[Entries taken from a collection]

==*==

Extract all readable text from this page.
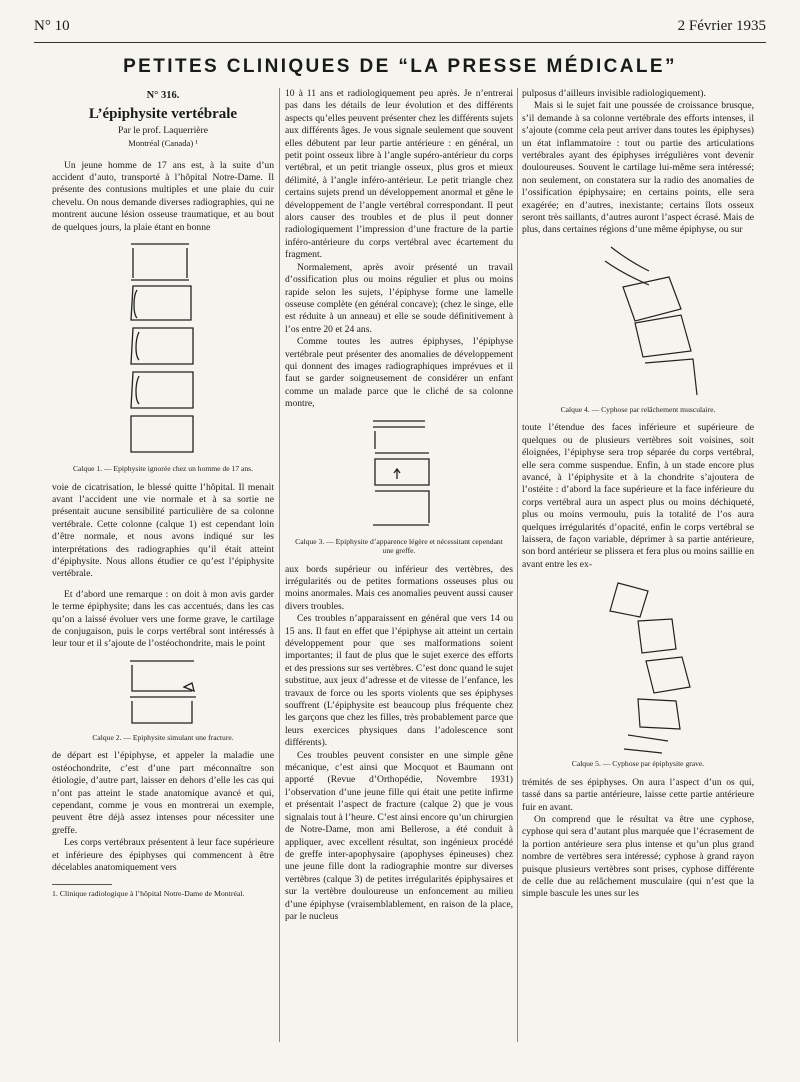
N° 10	2 Février 1935
PETITES CLINIQUES DE “LA PRESSE MÉDICALE”
N° 316.
L’épiphysite vertébrale
Par le prof. Laquerrière
Montréal (Canada) ¹

Un jeune homme de 17 ans est, à la suite d’un accident d’auto, transporté à l’hôpital Notre-Dame. Il présente des contusions multiples et une plaie du cuir chevelu. On nous demande diverses radiographies, qui ne montrent aucune lésion osseuse traumatique, et au bout de quelques jours, la plaie étant en bonne

Calque 1. — Epiphysite ignorée chez un homme de 17 ans.

voie de cicatrisation, le blessé quitte l’hôpital. Il menait avant l’accident une vie normale et à sa sortie ne présentait aucune sensibilité particulière de sa colonne vertébrale. Cette colonne (calque 1) est cependant loin d’être normale, et nous avons indiqué sur les interprétations des radiographies qu’il était atteint d’épiphysite. Nous allons étudier ce qu’est l’épiphysite vertébrale.

Et d’abord une remarque : on doit à mon avis garder le terme épiphysite; dans les cas accentués, dans les cas qu’on a laissé évoluer vers une forme grave, le cartilage de conjugaison, puis le corps vertébral sont intéressés à leur tour et il s’ajoute de l’ostéochondrite, mais le point

Calque 2. — Epiphysite simulant une fracture.

de départ est l’épiphyse, et appeler la maladie une ostéochondrite, c’est d’une part méconnaître son étiologie, d’autre part, laisser en dehors d’elle les cas qui n’ont pas atteint le stade anatomique avancé et qui, cependant, comme je vous en montrerai un exemple, peuvent être déjà assez intenses pour nécessiter une greffe.

Les corps vertébraux présentent à leur face supérieure et inférieure des épiphyses qui commencent à être décelables anatomiquement vers

1. Clinique radiologique à l’hôpital Notre-Dame de Montréal.

10 à 11 ans et radiologiquement peu après. Je n’entrerai pas dans les détails de leur évolution et des différents aspects qu’elles peuvent présenter chez les différents sujets aux différents âges. Je vous signale seulement que souvent elles débutent par leur partie antérieure : en général, un petit point osseux libre à l’angle supéro-antérieur du corps vertébral, et un petit triangle osseux, plus gros et mieux délimité, à l’angle inféro-antérieur. Le petit triangle chez certains sujets prend un développement anormal et gêne le développement de l’angle vertébral correspondant. Il peut alors causer des troubles et de plus il peut donner radiologiquement l’impression d’une fracture de la partie inféro-antérieure du corps vertébral avec écartement du fragment.

Normalement, après avoir présenté un travail d’ossification plus ou moins régulier et plus ou moins rapide selon les sujets, l’épiphyse forme une lamelle osseuse complète (en général concave); (chez le singe, elle est réduite à un anneau) et elle se soude définitivement à l’os entre 20 et 24 ans.

Comme toutes les autres épiphyses, l’épiphyse vertébrale peut présenter des anomalies de développement qui donnent des images radiographiques imprévues et il faut se garder soigneusement de considérer un enfant comme un malade parce que le cliché de sa colonne montre,

Calque 3. — Epiphysite d’apparence légère et nécessitant cependant une greffe.

aux bords supérieur ou inférieur des vertèbres, des irrégularités ou de petites formations osseuses plus ou moins anormales. Mais ces anomalies peuvent aussi causer divers troubles.

Ces troubles n’apparaissent en général que vers 14 ou 15 ans. Il faut en effet que l’épiphyse ait atteint un certain développement pour que ses malformations soient importantes; il faut de plus que le sujet exerce des efforts et des pressions sur ses vertèbres. C’est donc quand le sujet substitue, aux jeux d’adresse et de vitesse de l’enfance, les travaux de force ou les sports violents que ses épiphyses souffrent (L’épiphysite est beaucoup plus fréquente chez les garçons que chez les filles, très probablement parce que leurs exercices physiques dans l’adolescence sont différents).

Ces troubles peuvent consister en une simple gêne mécanique, c’est ainsi que Mocquot et Baumann ont apporté (Revue d’Orthopédie, Novembre 1931) l’observation d’une jeune fille qui était une petite infirme et présentait l’aspect de fracture (calque 2) que je vous signalais tout à l’heure. C’est ainsi encore qu’un chirurgien de Notre-Dame, mon ami Bellerose, a été conduit à appliquer, avec excellent résultat, son ingénieux procédé de greffe inter-apophysaire (apophyses épineuses) chez une jeune fille dont la radiographie montre sur diverses vertèbres (calque 3) de petites irrégularités épiphysaires et sur la vertèbre douloureuse un enfoncement au milieu d’une épiphyse (vraisemblablement, en raison de la place, par le nucleus

pulposus d’ailleurs invisible radiologiquement).

Mais si le sujet fait une poussée de croissance brusque, s’il demande à sa colonne vertébrale des efforts intenses, il s’ajoute (comme cela peut arriver dans toutes les épiphyses) un état inflammatoire : tout ou partie des articulations vertébrales ayant des épiphyses irrégulières vont devenir douloureuses. Souvent le cartilage lui-même sera intéressé; non seulement, on constatera sur la radio des anomalies de l’ossification épiphysaire; en certains points, elle sera exagérée; en d’autres, inexistante; certains îlots osseux seront très saillants, d’autres auront l’aspect écrasé. Mais de plus, dans certaines régions d’une même épiphyse, ou sur

Calque 4. — Cyphose par relâchement musculaire.

toute l’étendue des faces inférieure et supérieure de quelques ou de plusieurs vertèbres soit voisines, soit éloignées, l’épiphyse sera trop séparée du corps vertébral, elle sera comme suspendue. Enfin, à un stade encore plus avancé, à l’épiphysite et à la chondrite s’ajoutera de l’ostéite : d’abord la face supérieure et la face inférieure du corps vertébral aura un aspect plus ou moins déchiqueté, plus ou moins vermoulu, puis la totalité de l’os aura quelques irrégularités d’opacité, enfin le corps vertébral se laissera, de façon variable, déprimer à sa partie antérieure, son bord antérieur se plissera et fera plus ou moins saillie en avant entre les ex-

Calque 5. — Cyphose par épiphysite grave.

trémités de ses épiphyses. On aura l’aspect d’un os qui, tassé dans sa partie antérieure, laisse cette partie antérieure fuir en avant.

On comprend que le résultat va être une cyphose, cyphose qui sera d’autant plus marquée que l’écrasement de la portion antérieure sera plus intense et qu’un plus grand nombre de vertèbres sera intéressé; cyphose à grand rayon puisque plusieurs vertèbres sont prises, cyphose différente de celle due au relâchement musculaire (qui n’est que la simple bascule les unes sur les
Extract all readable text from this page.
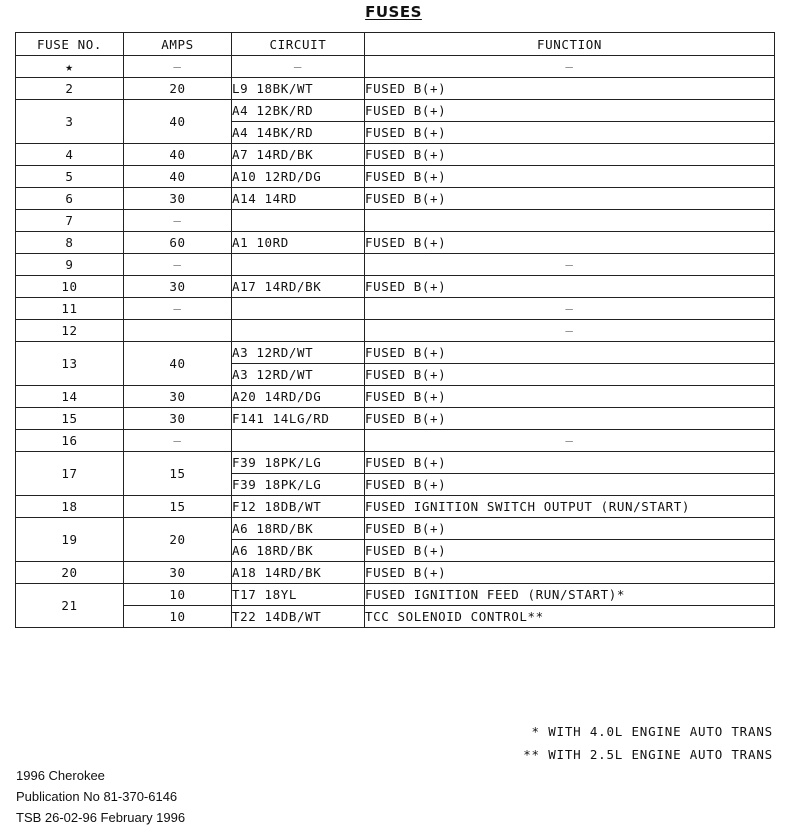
FUSES
FUSE NO.	AMPS	CIRCUIT	FUNCTION
★	–	–	–
2	20	L9 18BK/WT	FUSED B(+)
3	40	A4 12BK/RD	FUSED B(+)
		A4 14BK/RD	FUSED B(+)
4	40	A7 14RD/BK	FUSED B(+)
5	40	A10 12RD/DG	FUSED B(+)
6	30	A14 14RD	FUSED B(+)
7	–		
8	60	A1 10RD	FUSED B(+)
9	–		–
10	30	A17 14RD/BK	FUSED B(+)
11	–		–
12			–
13	40	A3 12RD/WT	FUSED B(+)
		A3 12RD/WT	FUSED B(+)
14	30	A20 14RD/DG	FUSED B(+)
15	30	F141 14LG/RD	FUSED B(+)
16	–		–
17	15	F39 18PK/LG	FUSED B(+)
		F39 18PK/LG	FUSED B(+)
18	15	F12 18DB/WT	FUSED IGNITION SWITCH OUTPUT (RUN/START)
19	20	A6 18RD/BK	FUSED B(+)
		A6 18RD/BK	FUSED B(+)
20	30	A18 14RD/BK	FUSED B(+)
21	10	T17 18YL	FUSED IGNITION FEED (RUN/START)*
	10	T22 14DB/WT	TCC SOLENOID CONTROL**
* WITH 4.0L ENGINE AUTO TRANS
** WITH 2.5L ENGINE AUTO TRANS
1996 Cherokee
Publication No 81-370-6146
TSB 26-02-96 February 1996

==*==

• **Job**
Quote the entries above word for word. Leave the images out.

• **Answer**
Extract all readable text from this page.
N° 10	2 Février 1935
PETITES CLINIQUES DE “LA PRESSE MÉDICALE”
N° 316.
L’épiphysite vertébrale
Par le prof. Laquerrière
Montréal (Canada) ¹

Un jeune homme de 17 ans est, à la suite d’un accident d’auto, transporté à l’hôpital Notre-Dame. Il présente des contusions multiples et une plaie du cuir chevelu. On nous demande diverses radiographies, qui ne montrent aucune lésion osseuse traumatique, et au bout de quelques jours, la plaie étant en bonne

Calque 1. — Epiphysite ignorée chez un homme de 17 ans.

voie de cicatrisation, le blessé quitte l’hôpital. Il menait avant l’accident une vie normale et à sa sortie ne présentait aucune sensibilité particulière de sa colonne vertébrale. Cette colonne (calque 1) est cependant loin d’être normale, et nous avons indiqué sur les interprétations des radiographies qu’il était atteint d’épiphysite. Nous allons étudier ce qu’est l’épiphysite vertébrale.

Et d’abord une remarque : on doit à mon avis garder le terme épiphysite; dans les cas accentués, dans les cas qu’on a laissé évoluer vers une forme grave, le cartilage de conjugaison, puis le corps vertébral sont intéressés à leur tour et il s’ajoute de l’ostéochondrite, mais le point

Calque 2. — Epiphysite simulant une fracture.

de départ est l’épiphyse, et appeler la maladie une ostéochondrite, c’est d’une part méconnaître son étiologie, d’autre part, laisser en dehors d’elle les cas qui n’ont pas atteint le stade anatomique avancé et qui, cependant, comme je vous en montrerai un exemple, peuvent être déjà assez intenses pour nécessiter une greffe.

Les corps vertébraux présentent à leur face supérieure et inférieure des épiphyses qui commencent à être décelables anatomiquement vers

1. Clinique radiologique à l’hôpital Notre-Dame de Montréal.

10 à 11 ans et radiologiquement peu après. Je n’entrerai pas dans les détails de leur évolution et des différents aspects qu’elles peuvent présenter chez les différents sujets aux différents âges. Je vous signale seulement que souvent elles débutent par leur partie antérieure : en général, un petit point osseux libre à l’angle supéro-antérieur du corps vertébral, et un petit triangle osseux, plus gros et mieux délimité, à l’angle inféro-antérieur. Le petit triangle chez certains sujets prend un développement anormal et gêne le développement de l’angle vertébral correspondant. Il peut alors causer des troubles et de plus il peut donner radiologiquement l’impression d’une fracture de la partie inféro-antérieure du corps vertébral avec écartement du fragment.

Normalement, après avoir présenté un travail d’ossification plus ou moins régulier et plus ou moins rapide selon les sujets, l’épiphyse forme une lamelle osseuse complète (en général concave); (chez le singe, elle est réduite à un anneau) et elle se soude définitivement à l’os entre 20 et 24 ans.

Comme toutes les autres épiphyses, l’épiphyse vertébrale peut présenter des anomalies de développement qui donnent des images radiographiques imprévues et il faut se garder soigneusement de considérer un enfant comme un malade parce que le cliché de sa colonne montre,

Calque 3. — Epiphysite d’apparence légère et nécessitant cependant une greffe.

aux bords supérieur ou inférieur des vertèbres, des irrégularités ou de petites formations osseuses plus ou moins anormales. Mais ces anomalies peuvent aussi causer divers troubles.

Ces troubles n’apparaissent en général que vers 14 ou 15 ans. Il faut en effet que l’épiphyse ait atteint un certain développement pour que ses malformations soient importantes; il faut de plus que le sujet exerce des efforts et des pressions sur ses vertèbres. C’est donc quand le sujet substitue, aux jeux d’adresse et de vitesse de l’enfance, les travaux de force ou les sports violents que ses épiphyses souffrent (L’épiphysite est beaucoup plus fréquente chez les garçons que chez les filles, très probablement parce que leurs exercices physiques dans l’adolescence sont différents).

Ces troubles peuvent consister en une simple gêne mécanique, c’est ainsi que Mocquot et Baumann ont apporté (Revue d’Orthopédie, Novembre 1931) l’observation d’une jeune fille qui était une petite infirme et présentait l’aspect de fracture (calque 2) que je vous signalais tout à l’heure. C’est ainsi encore qu’un chirurgien de Notre-Dame, mon ami Bellerose, a été conduit à appliquer, avec excellent résultat, son ingénieux procédé de greffe inter-apophysaire (apophyses épineuses) chez une jeune fille dont la radiographie montre sur diverses vertèbres (calque 3) de petites irrégularités épiphysaires et sur la vertèbre douloureuse un enfoncement au milieu d’une épiphyse (vraisemblablement, en raison de la place, par le nucleus

pulposus d’ailleurs invisible radiologiquement).

Mais si le sujet fait une poussée de croissance brusque, s’il demande à sa colonne vertébrale des efforts intenses, il s’ajoute (comme cela peut arriver dans toutes les épiphyses) un état inflammatoire : tout ou partie des articulations vertébrales ayant des épiphyses irrégulières vont devenir douloureuses. Souvent le cartilage lui-même sera intéressé; non seulement, on constatera sur la radio des anomalies de l’ossification épiphysaire; en certains points, elle sera exagérée; en d’autres, inexistante; certains îlots osseux seront très saillants, d’autres auront l’aspect écrasé. Mais de plus, dans certaines régions d’une même épiphyse, ou sur

Calque 4. — Cyphose par relâchement musculaire.

toute l’étendue des faces inférieure et supérieure de quelques ou de plusieurs vertèbres soit voisines, soit éloignées, l’épiphyse sera trop séparée du corps vertébral, elle sera comme suspendue. Enfin, à un stade encore plus avancé, à l’épiphysite et à la chondrite s’ajoutera de l’ostéite : d’abord la face supérieure et la face inférieure du corps vertébral aura un aspect plus ou moins déchiqueté, plus ou moins vermoulu, puis la totalité de l’os aura quelques irrégularités d’opacité, enfin le corps vertébral se laissera, de façon variable, déprimer à sa partie antérieure, son bord antérieur se plissera et fera plus ou moins saillie en avant entre les ex-

Calque 5. — Cyphose par épiphysite grave.

trémités de ses épiphyses. On aura l’aspect d’un os qui, tassé dans sa partie antérieure, laisse cette partie antérieure fuir en avant.

On comprend que le résultat va être une cyphose, cyphose qui sera d’autant plus marquée que l’écrasement de la portion antérieure sera plus intense et qu’un plus grand nombre de vertèbres sera intéressé; cyphose à grand rayon puisque plusieurs vertèbres sont prises, cyphose différente de celle due au relâchement musculaire (qui n’est que la simple bascule les unes sur les
Extract all readable text from this page.
FUSES
FUSE NO.	AMPS	CIRCUIT	FUNCTION
★	–	–	–
2	20	L9 18BK/WT	FUSED B(+)
3	40	A4 12BK/RD	FUSED B(+)
		A4 14BK/RD	FUSED B(+)
4	40	A7 14RD/BK	FUSED B(+)
5	40	A10 12RD/DG	FUSED B(+)
6	30	A14 14RD	FUSED B(+)
7	–		
8	60	A1 10RD	FUSED B(+)
9	–		–
10	30	A17 14RD/BK	FUSED B(+)
11	–		–
12			–
13	40	A3 12RD/WT	FUSED B(+)
		A3 12RD/WT	FUSED B(+)
14	30	A20 14RD/DG	FUSED B(+)
15	30	F141 14LG/RD	FUSED B(+)
16	–		–
17	15	F39 18PK/LG	FUSED B(+)
		F39 18PK/LG	FUSED B(+)
18	15	F12 18DB/WT	FUSED IGNITION SWITCH OUTPUT (RUN/START)
19	20	A6 18RD/BK	FUSED B(+)
		A6 18RD/BK	FUSED B(+)
20	30	A18 14RD/BK	FUSED B(+)
21	10	T17 18YL	FUSED IGNITION FEED (RUN/START)*
	10	T22 14DB/WT	TCC SOLENOID CONTROL**
* WITH 4.0L ENGINE AUTO TRANS
** WITH 2.5L ENGINE AUTO TRANS
1996 Cherokee
Publication No 81-370-6146
TSB 26-02-96 February 1996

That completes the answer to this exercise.